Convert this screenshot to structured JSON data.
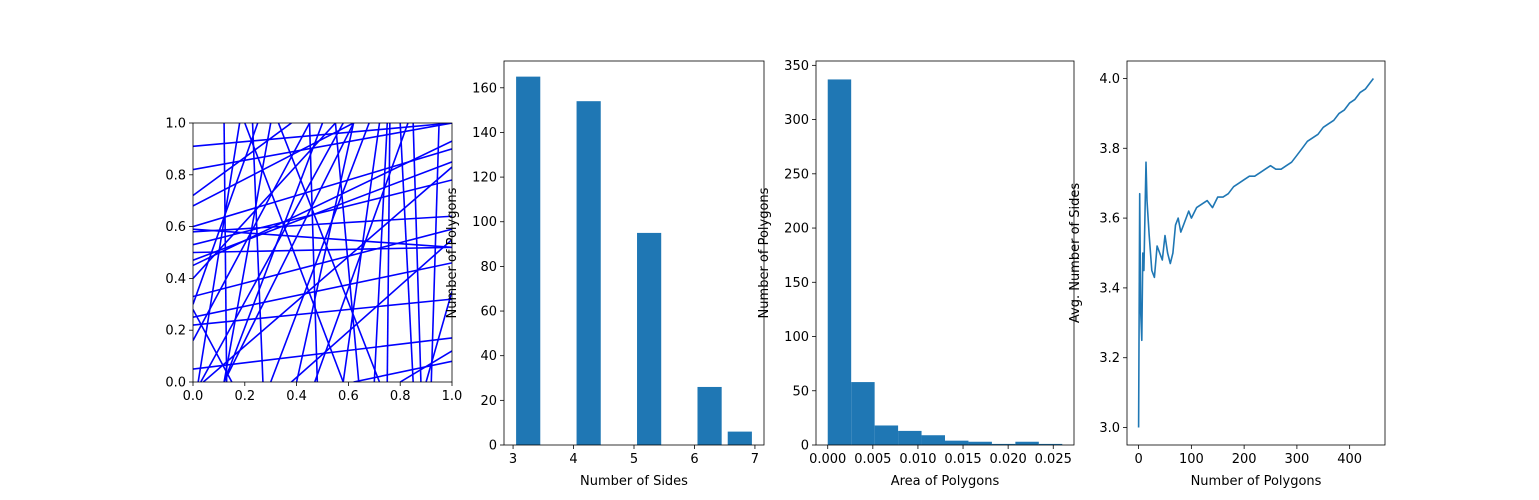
{
  "chart_data": [
    {
      "type": "line",
      "xlim": [
        0,
        1
      ],
      "ylim": [
        0,
        1
      ],
      "xticks": [
        "0.0",
        "0.2",
        "0.4",
        "0.6",
        "0.8",
        "1.0"
      ],
      "yticks": [
        "0.0",
        "0.2",
        "0.4",
        "0.6",
        "0.8",
        "1.0"
      ],
      "xlabel": "",
      "ylabel": "",
      "color": "#0000ff",
      "segments": [
        [
          [
            0.0,
            0.91
          ],
          [
            1.0,
            1.0
          ]
        ],
        [
          [
            0.0,
            0.82
          ],
          [
            1.0,
            1.0
          ]
        ],
        [
          [
            0.0,
            0.68
          ],
          [
            0.62,
            1.0
          ]
        ],
        [
          [
            0.0,
            0.72
          ],
          [
            0.38,
            1.0
          ]
        ],
        [
          [
            0.0,
            0.6
          ],
          [
            1.0,
            0.9
          ]
        ],
        [
          [
            0.0,
            0.59
          ],
          [
            1.0,
            0.52
          ]
        ],
        [
          [
            0.0,
            0.58
          ],
          [
            1.0,
            0.64
          ]
        ],
        [
          [
            0.0,
            0.53
          ],
          [
            1.0,
            0.78
          ]
        ],
        [
          [
            0.0,
            0.47
          ],
          [
            1.0,
            0.85
          ]
        ],
        [
          [
            0.0,
            0.45
          ],
          [
            1.0,
            0.93
          ]
        ],
        [
          [
            0.0,
            0.5
          ],
          [
            1.0,
            0.52
          ]
        ],
        [
          [
            0.0,
            0.33
          ],
          [
            1.0,
            0.59
          ]
        ],
        [
          [
            0.0,
            0.3
          ],
          [
            0.25,
            1.0
          ]
        ],
        [
          [
            0.0,
            0.25
          ],
          [
            1.0,
            0.46
          ]
        ],
        [
          [
            0.0,
            0.22
          ],
          [
            1.0,
            0.32
          ]
        ],
        [
          [
            0.0,
            0.16
          ],
          [
            0.45,
            1.0
          ]
        ],
        [
          [
            0.0,
            0.05
          ],
          [
            1.0,
            0.17
          ]
        ],
        [
          [
            0.03,
            0.0
          ],
          [
            0.58,
            1.0
          ]
        ],
        [
          [
            0.04,
            0.0
          ],
          [
            1.0,
            0.83
          ]
        ],
        [
          [
            0.12,
            1.0
          ],
          [
            0.13,
            0.0
          ]
        ],
        [
          [
            0.12,
            0.0
          ],
          [
            0.62,
            1.0
          ]
        ],
        [
          [
            0.2,
            1.0
          ],
          [
            0.58,
            0.0
          ]
        ],
        [
          [
            0.23,
            1.0
          ],
          [
            0.27,
            0.0
          ]
        ],
        [
          [
            0.3,
            1.0
          ],
          [
            0.12,
            0.0
          ]
        ],
        [
          [
            0.33,
            1.0
          ],
          [
            0.72,
            0.0
          ]
        ],
        [
          [
            0.38,
            0.0
          ],
          [
            1.0,
            0.55
          ]
        ],
        [
          [
            0.45,
            1.0
          ],
          [
            0.48,
            0.0
          ]
        ],
        [
          [
            0.5,
            1.0
          ],
          [
            0.12,
            0.0
          ]
        ],
        [
          [
            0.47,
            0.0
          ],
          [
            0.83,
            1.0
          ]
        ],
        [
          [
            0.55,
            1.0
          ],
          [
            0.64,
            0.0
          ]
        ],
        [
          [
            0.62,
            1.0
          ],
          [
            0.4,
            0.0
          ]
        ],
        [
          [
            0.68,
            1.0
          ],
          [
            0.3,
            0.0
          ]
        ],
        [
          [
            0.7,
            0.0
          ],
          [
            0.75,
            1.0
          ]
        ],
        [
          [
            0.72,
            1.0
          ],
          [
            0.58,
            0.0
          ]
        ],
        [
          [
            0.75,
            0.0
          ],
          [
            0.76,
            1.0
          ]
        ],
        [
          [
            0.8,
            1.0
          ],
          [
            0.85,
            0.0
          ]
        ],
        [
          [
            0.85,
            1.0
          ],
          [
            0.88,
            0.0
          ]
        ],
        [
          [
            0.9,
            0.0
          ],
          [
            1.0,
            0.35
          ]
        ],
        [
          [
            0.62,
            0.0
          ],
          [
            1.0,
            0.08
          ]
        ],
        [
          [
            0.8,
            0.0
          ],
          [
            1.0,
            0.12
          ]
        ],
        [
          [
            0.02,
            0.0
          ],
          [
            0.18,
            1.0
          ]
        ],
        [
          [
            0.95,
            1.0
          ],
          [
            0.92,
            0.0
          ]
        ],
        [
          [
            0.0,
            0.4
          ],
          [
            0.55,
            1.0
          ]
        ],
        [
          [
            0.15,
            0.0
          ],
          [
            0.0,
            0.28
          ]
        ]
      ]
    },
    {
      "type": "bar",
      "x": [
        3.25,
        4.25,
        5.25,
        6.25,
        6.75
      ],
      "values": [
        165,
        154,
        95,
        26,
        6
      ],
      "bar_width": 0.4,
      "xlim": [
        2.85,
        7.15
      ],
      "ylim": [
        0,
        172
      ],
      "xticks": [
        "3",
        "4",
        "5",
        "6",
        "7"
      ],
      "yticks": [
        "0",
        "20",
        "40",
        "60",
        "80",
        "100",
        "120",
        "140",
        "160"
      ],
      "xlabel": "Number of Sides",
      "ylabel": "Number of Polygons",
      "color": "#1f77b4"
    },
    {
      "type": "bar",
      "bin_edges": [
        0.0,
        0.0026,
        0.0052,
        0.0078,
        0.0104,
        0.013,
        0.0156,
        0.0182,
        0.0208,
        0.0234,
        0.026
      ],
      "values": [
        337,
        58,
        18,
        13,
        9,
        4,
        3,
        1,
        3,
        1
      ],
      "xlim": [
        -0.0013,
        0.0273
      ],
      "ylim": [
        0,
        354
      ],
      "xticks": [
        "0.000",
        "0.005",
        "0.010",
        "0.015",
        "0.020",
        "0.025"
      ],
      "yticks": [
        "0",
        "50",
        "100",
        "150",
        "200",
        "250",
        "300",
        "350"
      ],
      "xlabel": "Area of Polygons",
      "ylabel": "Number of Polygons",
      "color": "#1f77b4"
    },
    {
      "type": "line",
      "x": [
        0,
        2,
        4,
        6,
        8,
        10,
        12,
        14,
        16,
        20,
        25,
        30,
        35,
        40,
        45,
        50,
        55,
        60,
        65,
        70,
        75,
        80,
        85,
        90,
        95,
        100,
        110,
        120,
        130,
        140,
        150,
        160,
        170,
        180,
        190,
        200,
        210,
        220,
        230,
        240,
        250,
        260,
        270,
        280,
        290,
        300,
        310,
        320,
        330,
        340,
        350,
        360,
        370,
        380,
        390,
        400,
        410,
        420,
        430,
        440,
        445
      ],
      "y": [
        3.0,
        3.67,
        3.33,
        3.25,
        3.5,
        3.45,
        3.6,
        3.76,
        3.65,
        3.55,
        3.45,
        3.43,
        3.52,
        3.5,
        3.48,
        3.55,
        3.5,
        3.47,
        3.5,
        3.58,
        3.6,
        3.56,
        3.58,
        3.6,
        3.62,
        3.6,
        3.63,
        3.64,
        3.65,
        3.63,
        3.66,
        3.66,
        3.67,
        3.69,
        3.7,
        3.71,
        3.72,
        3.72,
        3.73,
        3.74,
        3.75,
        3.74,
        3.74,
        3.75,
        3.76,
        3.78,
        3.8,
        3.82,
        3.83,
        3.84,
        3.86,
        3.87,
        3.88,
        3.9,
        3.91,
        3.93,
        3.94,
        3.96,
        3.97,
        3.99,
        4.0
      ],
      "xlim": [
        -22,
        467
      ],
      "ylim": [
        2.95,
        4.05
      ],
      "xticks": [
        "0",
        "100",
        "200",
        "300",
        "400"
      ],
      "yticks": [
        "3.0",
        "3.2",
        "3.4",
        "3.6",
        "3.8",
        "4.0"
      ],
      "xlabel": "Number of Polygons",
      "ylabel": "Avg. Number of Sides",
      "color": "#1f77b4"
    }
  ]
}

____________

__Exercise brief__.
Within the listing above, find every line containing the string "xlabel" and return it.

__Full output__.
      "xlabel": "",
      "xlabel": "Number of Sides",
      "xlabel": "Area of Polygons",
      "xlabel": "Number of Polygons",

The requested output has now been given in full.